• Task goal:
Return each line of the data below exactly, omitting any pictures.

• Exercise inputs:

────────────────

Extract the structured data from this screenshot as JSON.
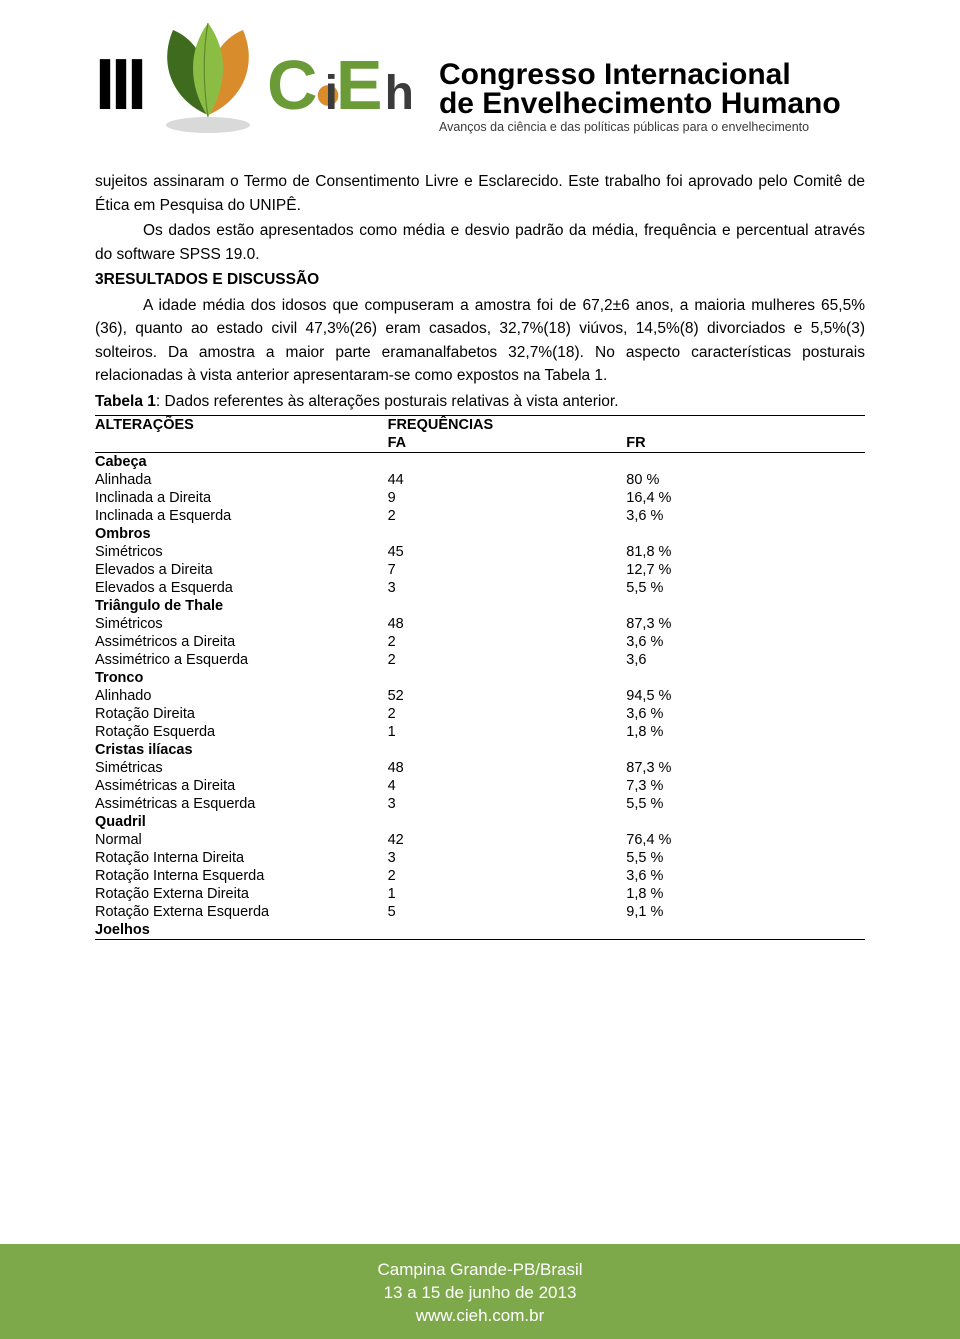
{
  "header": {
    "roman": "III",
    "brand_c": "C",
    "brand_i_lower": "i",
    "brand_e": "E",
    "brand_h": "h",
    "congress_line1": "Congresso Internacional",
    "congress_line2": "de Envelhecimento Humano",
    "congress_sub": "Avanços da ciência e das políticas públicas para o envelhecimento",
    "leaf_colors": {
      "green_dark": "#3f6b1f",
      "green_light": "#8bbd45",
      "orange": "#d98c2b",
      "shadow": "#bfbfbf"
    }
  },
  "body": {
    "p1": "sujeitos assinaram o Termo de Consentimento Livre e Esclarecido. Este trabalho foi aprovado pelo Comitê de Ética em Pesquisa do UNIPÊ.",
    "p2": "Os dados estão apresentados como média e desvio padrão da média, frequência e percentual através do software SPSS 19.0.",
    "section_title": "3RESULTADOS E DISCUSSÃO",
    "p3": "A idade média dos idosos que compuseram a amostra foi de 67,2±6 anos, a maioria mulheres 65,5%(36), quanto ao estado civil 47,3%(26) eram casados, 32,7%(18) viúvos, 14,5%(8) divorciados e 5,5%(3) solteiros. Da amostra a maior parte eramanalfabetos 32,7%(18). No aspecto características posturais relacionadas à vista anterior apresentaram-se como expostos na Tabela 1.",
    "table_caption_bold": "Tabela 1",
    "table_caption_rest": ": Dados referentes às alterações posturais relativas à vista anterior."
  },
  "table": {
    "header_alt": "ALTERAÇÕES",
    "header_freq": "FREQUÊNCIAS",
    "header_fa": "FA",
    "header_fr": "FR",
    "groups": [
      {
        "name": "Cabeça",
        "rows": [
          {
            "label": "Alinhada",
            "fa": "44",
            "fr": "80 %"
          },
          {
            "label": "Inclinada a Direita",
            "fa": "9",
            "fr": "16,4 %"
          },
          {
            "label": "Inclinada a Esquerda",
            "fa": "2",
            "fr": "3,6 %"
          }
        ]
      },
      {
        "name": "Ombros",
        "rows": [
          {
            "label": "Simétricos",
            "fa": "45",
            "fr": "81,8 %"
          },
          {
            "label": "Elevados a Direita",
            "fa": "7",
            "fr": "12,7 %"
          },
          {
            "label": "Elevados a Esquerda",
            "fa": "3",
            "fr": "5,5 %"
          }
        ]
      },
      {
        "name": "Triângulo de Thale",
        "rows": [
          {
            "label": "Simétricos",
            "fa": "48",
            "fr": "87,3 %"
          },
          {
            "label": "Assimétricos a Direita",
            "fa": "2",
            "fr": "3,6 %"
          },
          {
            "label": "Assimétrico a Esquerda",
            "fa": "2",
            "fr": "3,6"
          }
        ]
      },
      {
        "name": "Tronco",
        "rows": [
          {
            "label": "Alinhado",
            "fa": "52",
            "fr": "94,5 %"
          },
          {
            "label": "Rotação Direita",
            "fa": "2",
            "fr": "3,6 %"
          },
          {
            "label": "Rotação Esquerda",
            "fa": "1",
            "fr": "1,8 %"
          }
        ]
      },
      {
        "name": "Cristas ilíacas",
        "rows": [
          {
            "label": "Simétricas",
            "fa": "48",
            "fr": "87,3 %"
          },
          {
            "label": "Assimétricas a Direita",
            "fa": "4",
            "fr": "7,3 %"
          },
          {
            "label": "Assimétricas a Esquerda",
            "fa": "3",
            "fr": "5,5 %"
          }
        ]
      },
      {
        "name": "Quadril",
        "rows": [
          {
            "label": "Normal",
            "fa": "42",
            "fr": "76,4 %"
          },
          {
            "label": "Rotação Interna Direita",
            "fa": "3",
            "fr": "5,5 %"
          },
          {
            "label": "Rotação Interna Esquerda",
            "fa": "2",
            "fr": "3,6 %"
          },
          {
            "label": "Rotação Externa Direita",
            "fa": "1",
            "fr": "1,8 %"
          },
          {
            "label": "Rotação Externa Esquerda",
            "fa": "5",
            "fr": "9,1 %"
          }
        ]
      },
      {
        "name": "Joelhos",
        "rows": []
      }
    ]
  },
  "footer": {
    "line1": "Campina Grande-PB/Brasil",
    "line2": "13 a 15 de junho de 2013",
    "line3": "www.cieh.com.br",
    "bg": "#7ea94a"
  }
}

────────────────

• Problem solution:
Extract the structured data from this screenshot as JSON.
{
  "header": {
    "roman": "III",
    "brand_c": "C",
    "brand_i_lower": "i",
    "brand_e": "E",
    "brand_h": "h",
    "congress_line1": "Congresso Internacional",
    "congress_line2": "de Envelhecimento Humano",
    "congress_sub": "Avanços da ciência e das políticas públicas para o envelhecimento",
    "leaf_colors": {
      "green_dark": "#3f6b1f",
      "green_light": "#8bbd45",
      "orange": "#d98c2b",
      "shadow": "#bfbfbf"
    }
  },
  "body": {
    "p1": "sujeitos assinaram o Termo de Consentimento Livre e Esclarecido. Este trabalho foi aprovado pelo Comitê de Ética em Pesquisa do UNIPÊ.",
    "p2": "Os dados estão apresentados como média e desvio padrão da média, frequência e percentual através do software SPSS 19.0.",
    "section_title": "3RESULTADOS E DISCUSSÃO",
    "p3": "A idade média dos idosos que compuseram a amostra foi de 67,2±6 anos, a maioria mulheres 65,5%(36), quanto ao estado civil 47,3%(26) eram casados, 32,7%(18) viúvos, 14,5%(8) divorciados e 5,5%(3) solteiros. Da amostra a maior parte eramanalfabetos 32,7%(18). No aspecto características posturais relacionadas à vista anterior apresentaram-se como expostos na Tabela 1.",
    "table_caption_bold": "Tabela 1",
    "table_caption_rest": ": Dados referentes às alterações posturais relativas à vista anterior."
  },
  "table": {
    "header_alt": "ALTERAÇÕES",
    "header_freq": "FREQUÊNCIAS",
    "header_fa": "FA",
    "header_fr": "FR",
    "groups": [
      {
        "name": "Cabeça",
        "rows": [
          {
            "label": "Alinhada",
            "fa": "44",
            "fr": "80 %"
          },
          {
            "label": "Inclinada a Direita",
            "fa": "9",
            "fr": "16,4 %"
          },
          {
            "label": "Inclinada a Esquerda",
            "fa": "2",
            "fr": "3,6 %"
          }
        ]
      },
      {
        "name": "Ombros",
        "rows": [
          {
            "label": "Simétricos",
            "fa": "45",
            "fr": "81,8 %"
          },
          {
            "label": "Elevados a Direita",
            "fa": "7",
            "fr": "12,7 %"
          },
          {
            "label": "Elevados a Esquerda",
            "fa": "3",
            "fr": "5,5 %"
          }
        ]
      },
      {
        "name": "Triângulo de Thale",
        "rows": [
          {
            "label": "Simétricos",
            "fa": "48",
            "fr": "87,3 %"
          },
          {
            "label": "Assimétricos a Direita",
            "fa": "2",
            "fr": "3,6 %"
          },
          {
            "label": "Assimétrico a Esquerda",
            "fa": "2",
            "fr": "3,6"
          }
        ]
      },
      {
        "name": "Tronco",
        "rows": [
          {
            "label": "Alinhado",
            "fa": "52",
            "fr": "94,5 %"
          },
          {
            "label": "Rotação Direita",
            "fa": "2",
            "fr": "3,6 %"
          },
          {
            "label": "Rotação Esquerda",
            "fa": "1",
            "fr": "1,8 %"
          }
        ]
      },
      {
        "name": "Cristas ilíacas",
        "rows": [
          {
            "label": "Simétricas",
            "fa": "48",
            "fr": "87,3 %"
          },
          {
            "label": "Assimétricas a Direita",
            "fa": "4",
            "fr": "7,3 %"
          },
          {
            "label": "Assimétricas a Esquerda",
            "fa": "3",
            "fr": "5,5 %"
          }
        ]
      },
      {
        "name": "Quadril",
        "rows": [
          {
            "label": "Normal",
            "fa": "42",
            "fr": "76,4 %"
          },
          {
            "label": "Rotação Interna Direita",
            "fa": "3",
            "fr": "5,5 %"
          },
          {
            "label": "Rotação Interna Esquerda",
            "fa": "2",
            "fr": "3,6 %"
          },
          {
            "label": "Rotação Externa Direita",
            "fa": "1",
            "fr": "1,8 %"
          },
          {
            "label": "Rotação Externa Esquerda",
            "fa": "5",
            "fr": "9,1 %"
          }
        ]
      },
      {
        "name": "Joelhos",
        "rows": []
      }
    ]
  },
  "footer": {
    "line1": "Campina Grande-PB/Brasil",
    "line2": "13 a 15 de junho de 2013",
    "line3": "www.cieh.com.br",
    "bg": "#7ea94a"
  }
}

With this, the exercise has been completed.